## begin

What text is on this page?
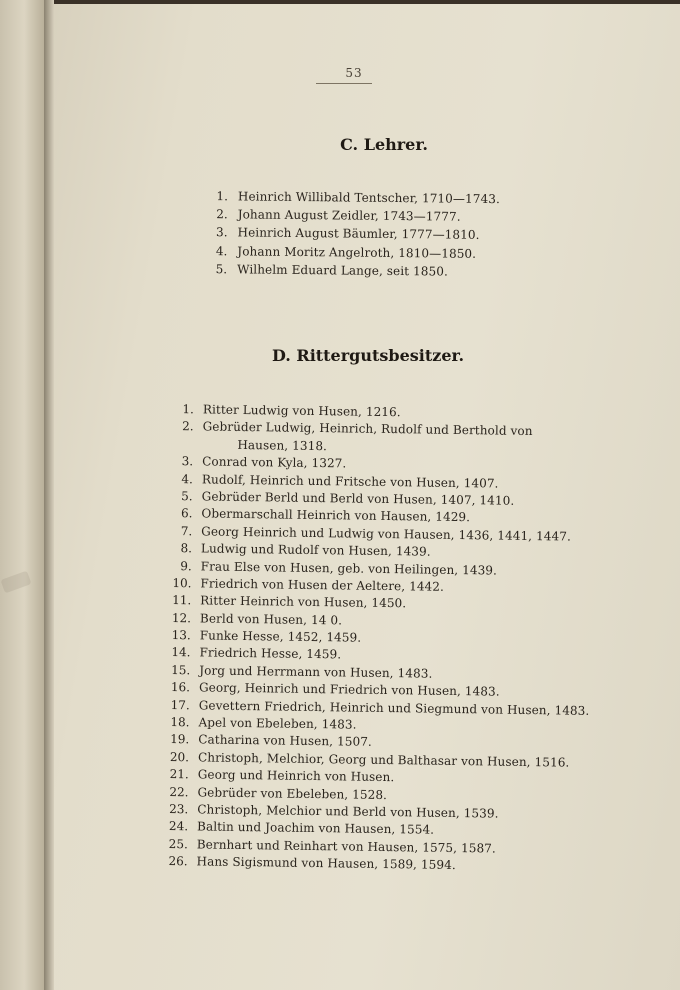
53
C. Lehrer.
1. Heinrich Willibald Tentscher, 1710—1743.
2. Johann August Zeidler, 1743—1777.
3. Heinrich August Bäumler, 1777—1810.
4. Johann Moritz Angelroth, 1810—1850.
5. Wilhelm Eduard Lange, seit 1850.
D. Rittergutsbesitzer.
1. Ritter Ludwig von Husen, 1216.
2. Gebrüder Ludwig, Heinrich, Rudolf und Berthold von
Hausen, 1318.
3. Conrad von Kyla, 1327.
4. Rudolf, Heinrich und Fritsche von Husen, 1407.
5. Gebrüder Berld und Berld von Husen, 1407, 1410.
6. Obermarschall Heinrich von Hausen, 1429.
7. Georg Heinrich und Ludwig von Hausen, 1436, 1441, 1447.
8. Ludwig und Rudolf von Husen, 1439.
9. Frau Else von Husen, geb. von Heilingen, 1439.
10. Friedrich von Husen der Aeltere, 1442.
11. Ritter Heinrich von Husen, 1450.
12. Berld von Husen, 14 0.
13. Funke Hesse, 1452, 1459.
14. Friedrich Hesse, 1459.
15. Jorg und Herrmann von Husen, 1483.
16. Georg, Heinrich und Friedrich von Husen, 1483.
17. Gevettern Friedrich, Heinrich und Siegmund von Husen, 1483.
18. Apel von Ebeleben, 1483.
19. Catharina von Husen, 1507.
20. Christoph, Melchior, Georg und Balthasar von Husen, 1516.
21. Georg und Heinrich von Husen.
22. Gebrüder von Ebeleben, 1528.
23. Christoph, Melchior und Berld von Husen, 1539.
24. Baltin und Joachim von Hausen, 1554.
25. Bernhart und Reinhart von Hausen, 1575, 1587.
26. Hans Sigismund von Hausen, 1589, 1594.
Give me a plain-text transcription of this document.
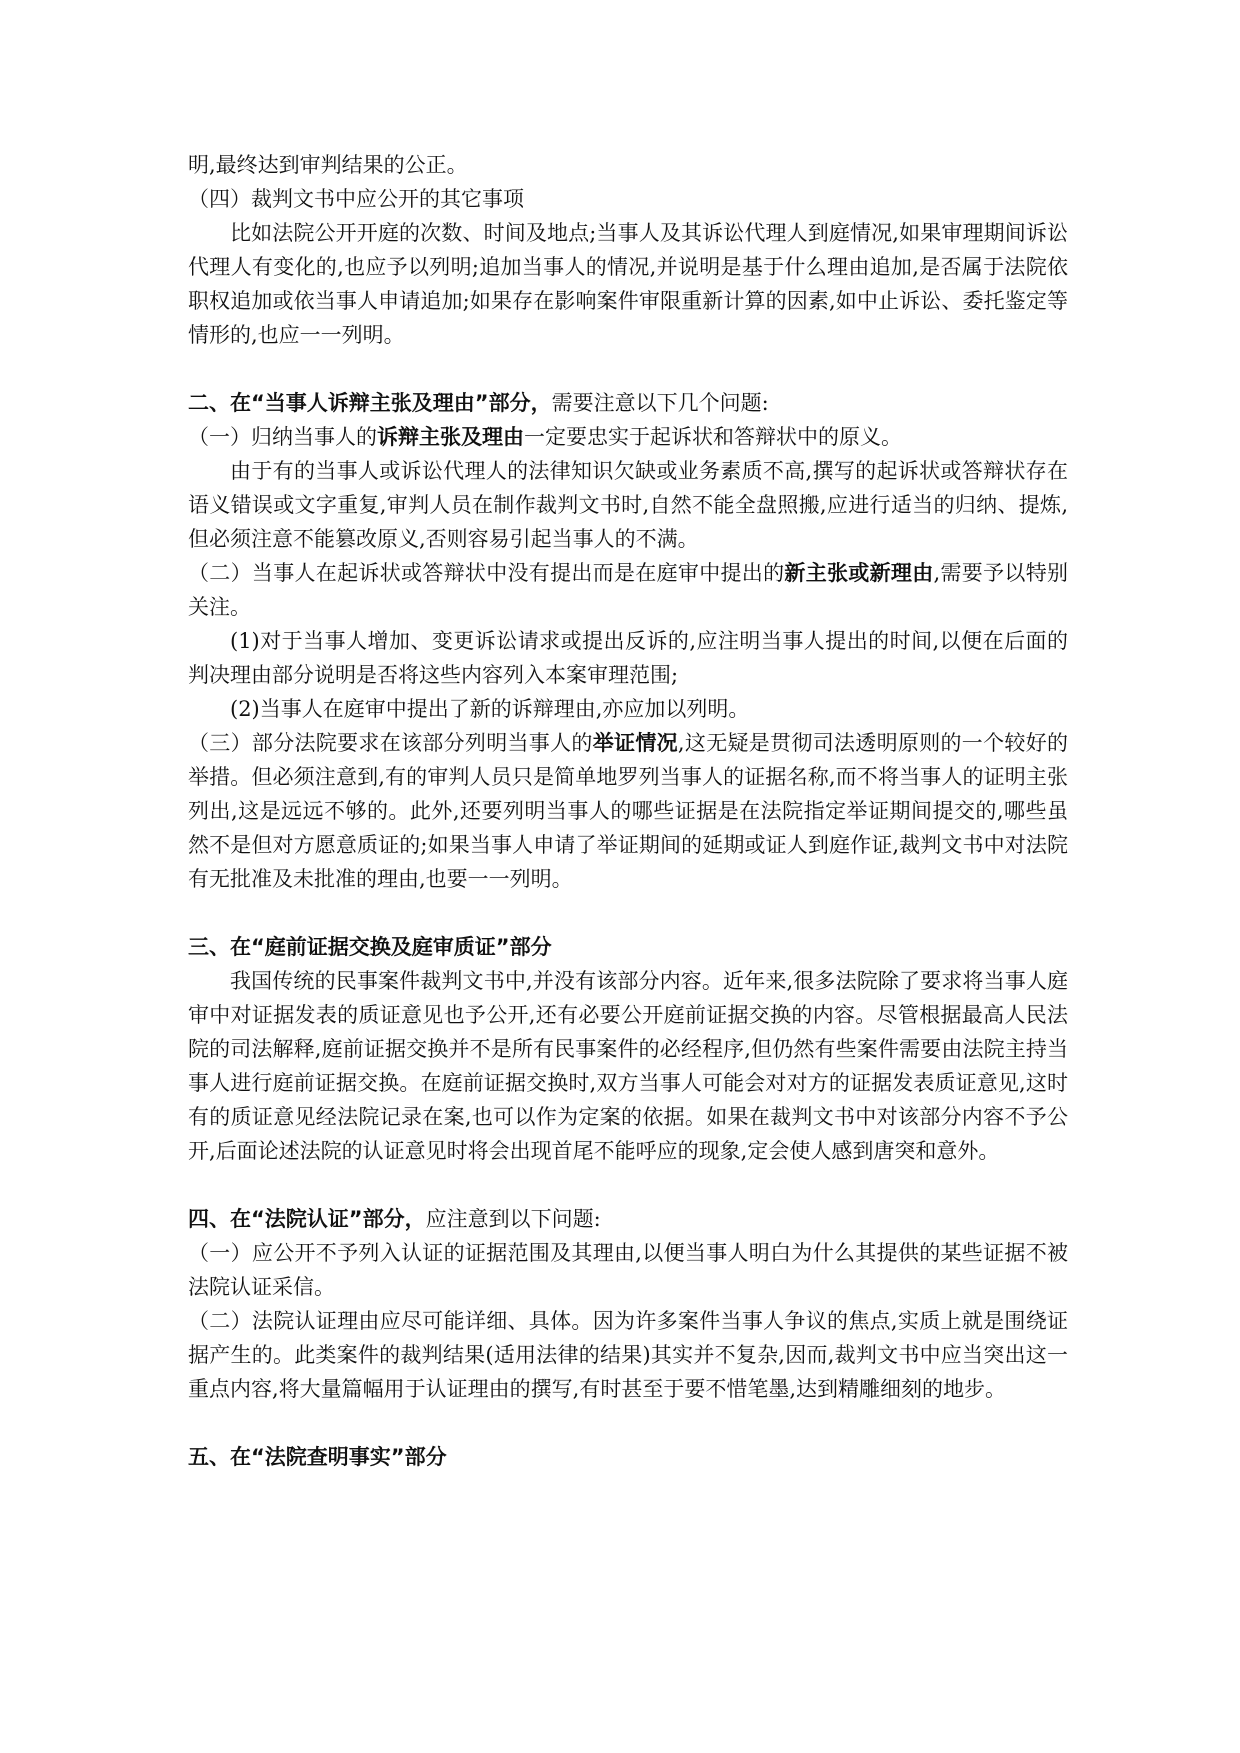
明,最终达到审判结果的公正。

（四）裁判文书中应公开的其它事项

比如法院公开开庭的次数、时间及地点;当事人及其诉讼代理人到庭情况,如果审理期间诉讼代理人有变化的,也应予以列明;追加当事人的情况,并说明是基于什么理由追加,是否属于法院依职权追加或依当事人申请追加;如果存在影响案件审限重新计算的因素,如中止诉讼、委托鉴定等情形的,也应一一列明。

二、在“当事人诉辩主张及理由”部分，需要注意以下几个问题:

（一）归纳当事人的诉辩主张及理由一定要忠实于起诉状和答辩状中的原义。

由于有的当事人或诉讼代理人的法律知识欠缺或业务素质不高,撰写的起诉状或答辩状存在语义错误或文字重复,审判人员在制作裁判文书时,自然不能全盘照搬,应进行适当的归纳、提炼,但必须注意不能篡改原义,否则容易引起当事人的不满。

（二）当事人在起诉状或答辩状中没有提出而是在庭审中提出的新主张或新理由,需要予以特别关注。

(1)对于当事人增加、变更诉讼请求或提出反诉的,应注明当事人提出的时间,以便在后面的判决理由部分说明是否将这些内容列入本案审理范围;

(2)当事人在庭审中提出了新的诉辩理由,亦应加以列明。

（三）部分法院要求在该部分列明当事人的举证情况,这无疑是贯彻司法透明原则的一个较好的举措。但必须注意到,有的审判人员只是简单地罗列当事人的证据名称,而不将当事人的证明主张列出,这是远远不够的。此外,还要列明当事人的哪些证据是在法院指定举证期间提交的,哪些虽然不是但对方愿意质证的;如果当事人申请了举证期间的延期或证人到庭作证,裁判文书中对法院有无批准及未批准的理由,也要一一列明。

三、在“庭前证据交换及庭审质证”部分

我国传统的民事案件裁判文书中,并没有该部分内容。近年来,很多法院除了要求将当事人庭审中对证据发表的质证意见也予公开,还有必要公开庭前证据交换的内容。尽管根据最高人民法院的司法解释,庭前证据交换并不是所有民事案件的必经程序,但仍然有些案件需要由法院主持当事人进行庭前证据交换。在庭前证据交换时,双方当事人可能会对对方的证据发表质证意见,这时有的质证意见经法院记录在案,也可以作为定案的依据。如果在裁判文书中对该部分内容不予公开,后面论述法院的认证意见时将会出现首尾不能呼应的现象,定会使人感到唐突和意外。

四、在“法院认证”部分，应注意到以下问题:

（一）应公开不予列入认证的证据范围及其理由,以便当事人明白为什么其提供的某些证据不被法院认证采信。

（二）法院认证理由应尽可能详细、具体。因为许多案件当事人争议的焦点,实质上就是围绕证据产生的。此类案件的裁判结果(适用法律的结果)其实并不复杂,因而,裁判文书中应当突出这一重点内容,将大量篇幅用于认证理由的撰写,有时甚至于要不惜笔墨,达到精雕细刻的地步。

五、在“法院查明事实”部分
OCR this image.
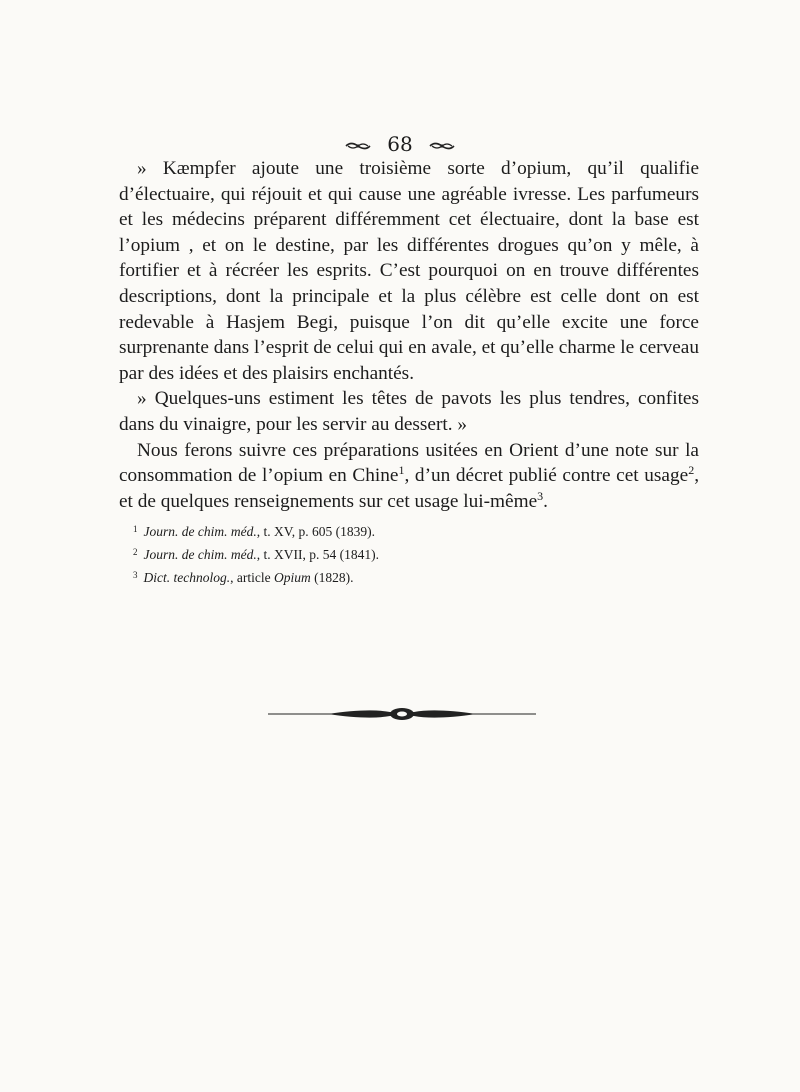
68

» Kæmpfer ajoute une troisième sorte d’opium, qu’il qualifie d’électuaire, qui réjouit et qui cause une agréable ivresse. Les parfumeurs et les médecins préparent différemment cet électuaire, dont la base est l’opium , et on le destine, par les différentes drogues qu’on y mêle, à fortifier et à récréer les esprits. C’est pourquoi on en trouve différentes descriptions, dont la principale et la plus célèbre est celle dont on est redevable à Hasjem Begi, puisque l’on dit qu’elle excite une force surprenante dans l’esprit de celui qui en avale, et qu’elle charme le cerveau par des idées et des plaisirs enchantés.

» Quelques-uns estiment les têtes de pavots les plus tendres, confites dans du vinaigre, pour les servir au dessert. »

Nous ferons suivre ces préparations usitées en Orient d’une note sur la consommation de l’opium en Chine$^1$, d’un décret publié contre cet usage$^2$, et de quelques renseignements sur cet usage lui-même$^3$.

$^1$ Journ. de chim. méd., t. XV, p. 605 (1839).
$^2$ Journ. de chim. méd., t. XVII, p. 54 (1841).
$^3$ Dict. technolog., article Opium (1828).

## end

Which lines hold the word "August"? Return all of them from the records above.

■ The response
2. Johann August Zeidler, 1743—1777.
3. Heinrich August Bäumler, 1777—1810.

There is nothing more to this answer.